- Aim of the exercise -
Say the number of lines containing the string "name", and say nothing else.

- Data entries -

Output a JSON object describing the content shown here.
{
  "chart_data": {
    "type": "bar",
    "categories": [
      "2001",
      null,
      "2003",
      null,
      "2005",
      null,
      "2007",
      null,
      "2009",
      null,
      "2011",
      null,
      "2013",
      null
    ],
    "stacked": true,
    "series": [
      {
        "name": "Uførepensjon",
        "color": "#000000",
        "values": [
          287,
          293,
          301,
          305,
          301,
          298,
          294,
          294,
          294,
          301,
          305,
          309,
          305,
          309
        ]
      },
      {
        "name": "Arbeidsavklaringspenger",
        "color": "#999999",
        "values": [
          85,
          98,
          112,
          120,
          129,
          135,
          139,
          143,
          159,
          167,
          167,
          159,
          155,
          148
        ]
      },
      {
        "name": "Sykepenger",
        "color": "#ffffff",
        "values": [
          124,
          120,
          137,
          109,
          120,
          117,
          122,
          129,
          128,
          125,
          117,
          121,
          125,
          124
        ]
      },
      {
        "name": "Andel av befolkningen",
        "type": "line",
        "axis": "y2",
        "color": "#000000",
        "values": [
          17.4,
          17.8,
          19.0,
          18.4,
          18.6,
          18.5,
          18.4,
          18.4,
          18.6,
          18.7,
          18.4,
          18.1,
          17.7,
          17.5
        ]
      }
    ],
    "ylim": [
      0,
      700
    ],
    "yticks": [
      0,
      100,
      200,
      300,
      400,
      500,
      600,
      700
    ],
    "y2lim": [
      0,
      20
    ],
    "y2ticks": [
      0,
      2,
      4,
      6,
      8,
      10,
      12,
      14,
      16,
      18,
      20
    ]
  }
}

- Written response -
4